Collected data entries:
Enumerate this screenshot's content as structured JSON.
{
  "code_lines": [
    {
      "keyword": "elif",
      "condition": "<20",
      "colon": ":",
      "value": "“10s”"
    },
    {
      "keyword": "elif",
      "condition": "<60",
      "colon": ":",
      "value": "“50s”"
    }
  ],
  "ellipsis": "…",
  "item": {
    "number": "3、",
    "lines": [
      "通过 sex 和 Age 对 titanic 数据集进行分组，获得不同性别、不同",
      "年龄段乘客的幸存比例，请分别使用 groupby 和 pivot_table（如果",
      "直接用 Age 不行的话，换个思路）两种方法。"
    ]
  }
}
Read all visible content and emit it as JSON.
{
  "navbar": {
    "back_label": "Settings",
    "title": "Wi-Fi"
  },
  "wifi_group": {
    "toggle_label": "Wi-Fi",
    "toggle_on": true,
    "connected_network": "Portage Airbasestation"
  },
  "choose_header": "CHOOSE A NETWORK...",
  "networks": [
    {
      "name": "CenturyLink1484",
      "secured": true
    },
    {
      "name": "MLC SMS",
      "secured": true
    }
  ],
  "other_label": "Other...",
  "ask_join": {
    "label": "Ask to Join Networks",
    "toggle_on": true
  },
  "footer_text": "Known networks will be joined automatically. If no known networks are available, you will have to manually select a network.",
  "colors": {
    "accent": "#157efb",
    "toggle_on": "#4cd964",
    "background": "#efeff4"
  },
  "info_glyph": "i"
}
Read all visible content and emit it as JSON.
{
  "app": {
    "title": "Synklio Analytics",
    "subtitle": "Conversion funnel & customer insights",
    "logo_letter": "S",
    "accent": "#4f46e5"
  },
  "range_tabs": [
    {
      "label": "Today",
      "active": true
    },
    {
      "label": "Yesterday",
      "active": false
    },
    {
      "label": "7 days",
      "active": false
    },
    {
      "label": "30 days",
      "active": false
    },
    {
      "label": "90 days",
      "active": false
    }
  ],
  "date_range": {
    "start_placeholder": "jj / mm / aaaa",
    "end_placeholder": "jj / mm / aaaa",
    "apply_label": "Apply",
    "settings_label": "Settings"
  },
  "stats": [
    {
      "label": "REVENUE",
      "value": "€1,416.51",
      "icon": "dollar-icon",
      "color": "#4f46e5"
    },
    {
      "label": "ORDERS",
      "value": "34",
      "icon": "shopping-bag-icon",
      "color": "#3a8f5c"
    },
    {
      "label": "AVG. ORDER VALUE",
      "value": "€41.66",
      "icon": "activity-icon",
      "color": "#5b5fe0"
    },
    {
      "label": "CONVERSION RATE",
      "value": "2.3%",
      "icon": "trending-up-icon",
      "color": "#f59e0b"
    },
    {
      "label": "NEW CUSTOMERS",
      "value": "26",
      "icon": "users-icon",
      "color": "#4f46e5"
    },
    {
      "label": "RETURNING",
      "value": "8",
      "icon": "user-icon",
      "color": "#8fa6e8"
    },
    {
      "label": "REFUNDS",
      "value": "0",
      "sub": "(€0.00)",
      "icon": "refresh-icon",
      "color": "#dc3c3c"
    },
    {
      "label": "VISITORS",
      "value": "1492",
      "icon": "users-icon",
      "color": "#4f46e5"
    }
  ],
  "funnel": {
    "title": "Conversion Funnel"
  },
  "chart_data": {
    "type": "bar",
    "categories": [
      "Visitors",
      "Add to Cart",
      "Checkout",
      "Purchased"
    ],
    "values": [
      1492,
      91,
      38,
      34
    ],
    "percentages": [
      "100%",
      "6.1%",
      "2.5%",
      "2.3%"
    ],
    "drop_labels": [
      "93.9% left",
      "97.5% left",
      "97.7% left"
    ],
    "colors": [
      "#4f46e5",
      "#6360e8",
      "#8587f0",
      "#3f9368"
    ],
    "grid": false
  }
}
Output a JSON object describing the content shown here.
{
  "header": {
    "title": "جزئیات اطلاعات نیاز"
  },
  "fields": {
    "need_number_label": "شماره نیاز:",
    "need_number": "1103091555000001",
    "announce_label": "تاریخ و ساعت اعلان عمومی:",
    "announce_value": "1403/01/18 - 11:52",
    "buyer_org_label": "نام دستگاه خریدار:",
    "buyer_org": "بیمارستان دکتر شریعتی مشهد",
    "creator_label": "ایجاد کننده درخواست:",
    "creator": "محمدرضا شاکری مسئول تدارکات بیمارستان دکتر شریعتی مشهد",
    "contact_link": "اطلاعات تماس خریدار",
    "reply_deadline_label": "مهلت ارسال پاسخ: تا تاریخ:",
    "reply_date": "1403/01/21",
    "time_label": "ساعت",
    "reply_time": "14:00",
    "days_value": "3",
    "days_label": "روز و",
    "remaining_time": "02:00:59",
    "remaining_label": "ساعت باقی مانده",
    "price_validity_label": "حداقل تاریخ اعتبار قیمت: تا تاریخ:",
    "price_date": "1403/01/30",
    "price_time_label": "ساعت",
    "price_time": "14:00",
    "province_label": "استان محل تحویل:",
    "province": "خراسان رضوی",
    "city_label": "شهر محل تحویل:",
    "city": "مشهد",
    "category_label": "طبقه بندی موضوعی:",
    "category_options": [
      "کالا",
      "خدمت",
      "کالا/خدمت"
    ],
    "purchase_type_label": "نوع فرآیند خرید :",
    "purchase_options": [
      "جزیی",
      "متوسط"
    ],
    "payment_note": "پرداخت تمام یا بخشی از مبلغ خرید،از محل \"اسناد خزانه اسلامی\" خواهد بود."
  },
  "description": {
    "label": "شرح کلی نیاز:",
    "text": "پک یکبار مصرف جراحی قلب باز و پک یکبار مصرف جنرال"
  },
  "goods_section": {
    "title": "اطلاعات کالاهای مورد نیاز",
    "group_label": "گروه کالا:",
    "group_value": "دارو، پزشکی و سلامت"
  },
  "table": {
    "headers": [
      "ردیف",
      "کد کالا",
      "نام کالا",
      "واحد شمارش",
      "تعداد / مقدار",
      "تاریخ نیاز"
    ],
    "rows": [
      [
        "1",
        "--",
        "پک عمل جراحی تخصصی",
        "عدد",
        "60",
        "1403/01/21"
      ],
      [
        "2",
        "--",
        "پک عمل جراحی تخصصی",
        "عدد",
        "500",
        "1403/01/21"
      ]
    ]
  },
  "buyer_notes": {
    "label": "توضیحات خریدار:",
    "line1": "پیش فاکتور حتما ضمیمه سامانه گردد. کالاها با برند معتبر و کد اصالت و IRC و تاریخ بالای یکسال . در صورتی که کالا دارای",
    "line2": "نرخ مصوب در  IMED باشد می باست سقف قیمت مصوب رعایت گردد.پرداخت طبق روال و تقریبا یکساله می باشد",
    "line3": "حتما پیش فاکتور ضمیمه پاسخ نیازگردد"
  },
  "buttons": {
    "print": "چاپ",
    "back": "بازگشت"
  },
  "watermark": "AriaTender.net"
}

Request: Filter the records down to the lines that contain the string "پرداخت", and copy those lines.

Output of the task:
    "payment_note": "پرداخت تمام یا بخشی از مبلغ خرید،از محل \"اسناد خزانه اسلامی\" خواهد بود."
    "line2": "نرخ مصوب در  IMED باشد می باست سقف قیمت مصوب رعایت گردد.پرداخت طبق روال و تقریبا یکساله می باشد",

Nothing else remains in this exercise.